Pull out each line of the data that includes the word "EXAMINE".
---------- Records ----------
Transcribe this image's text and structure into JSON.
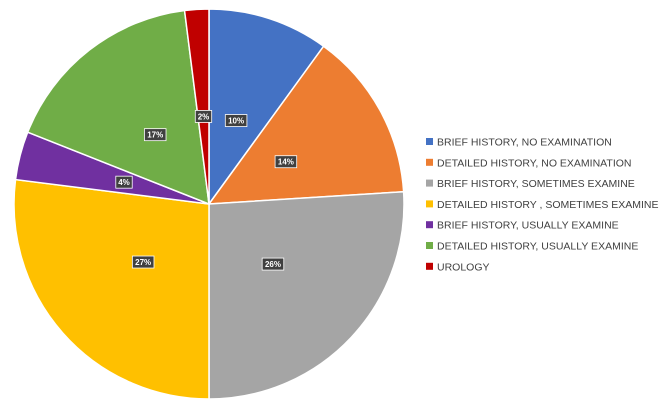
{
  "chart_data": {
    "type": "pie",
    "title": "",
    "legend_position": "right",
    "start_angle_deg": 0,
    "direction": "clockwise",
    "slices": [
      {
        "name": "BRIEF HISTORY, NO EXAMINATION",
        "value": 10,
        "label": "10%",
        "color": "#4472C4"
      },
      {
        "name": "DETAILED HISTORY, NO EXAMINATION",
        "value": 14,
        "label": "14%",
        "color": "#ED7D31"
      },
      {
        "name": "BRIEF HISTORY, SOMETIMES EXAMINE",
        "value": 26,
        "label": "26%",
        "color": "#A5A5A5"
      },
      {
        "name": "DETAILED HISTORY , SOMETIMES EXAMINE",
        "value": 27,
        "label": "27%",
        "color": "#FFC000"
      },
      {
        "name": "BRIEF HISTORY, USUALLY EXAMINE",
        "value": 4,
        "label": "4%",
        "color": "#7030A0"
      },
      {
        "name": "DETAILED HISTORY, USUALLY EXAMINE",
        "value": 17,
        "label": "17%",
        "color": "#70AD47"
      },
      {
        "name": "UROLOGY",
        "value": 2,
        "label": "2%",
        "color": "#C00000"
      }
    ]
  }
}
----------
---------- Records ----------
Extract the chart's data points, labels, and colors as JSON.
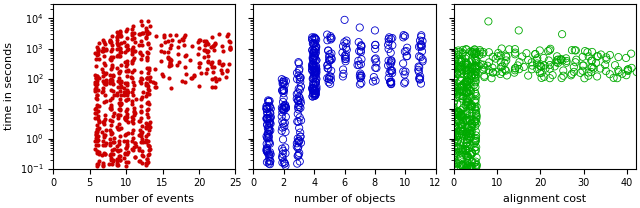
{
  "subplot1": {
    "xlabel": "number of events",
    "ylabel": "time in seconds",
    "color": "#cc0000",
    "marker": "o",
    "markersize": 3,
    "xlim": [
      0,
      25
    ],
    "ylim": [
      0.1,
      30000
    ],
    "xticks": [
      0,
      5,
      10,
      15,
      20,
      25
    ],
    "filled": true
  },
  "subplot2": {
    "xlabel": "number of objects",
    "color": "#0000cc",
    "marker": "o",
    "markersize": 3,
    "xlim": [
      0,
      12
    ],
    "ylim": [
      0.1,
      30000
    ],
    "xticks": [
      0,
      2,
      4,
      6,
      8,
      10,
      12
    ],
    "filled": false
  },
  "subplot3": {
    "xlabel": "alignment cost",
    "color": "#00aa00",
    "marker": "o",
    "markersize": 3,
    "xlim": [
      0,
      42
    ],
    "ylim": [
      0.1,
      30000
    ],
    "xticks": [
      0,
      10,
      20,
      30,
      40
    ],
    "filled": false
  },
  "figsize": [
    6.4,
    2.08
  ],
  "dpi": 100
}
----------
— Output of the exercise —
        "name": "BRIEF HISTORY, SOMETIMES EXAMINE",
        "name": "DETAILED HISTORY , SOMETIMES EXAMINE",
        "name": "BRIEF HISTORY, USUALLY EXAMINE",
        "name": "DETAILED HISTORY, USUALLY EXAMINE",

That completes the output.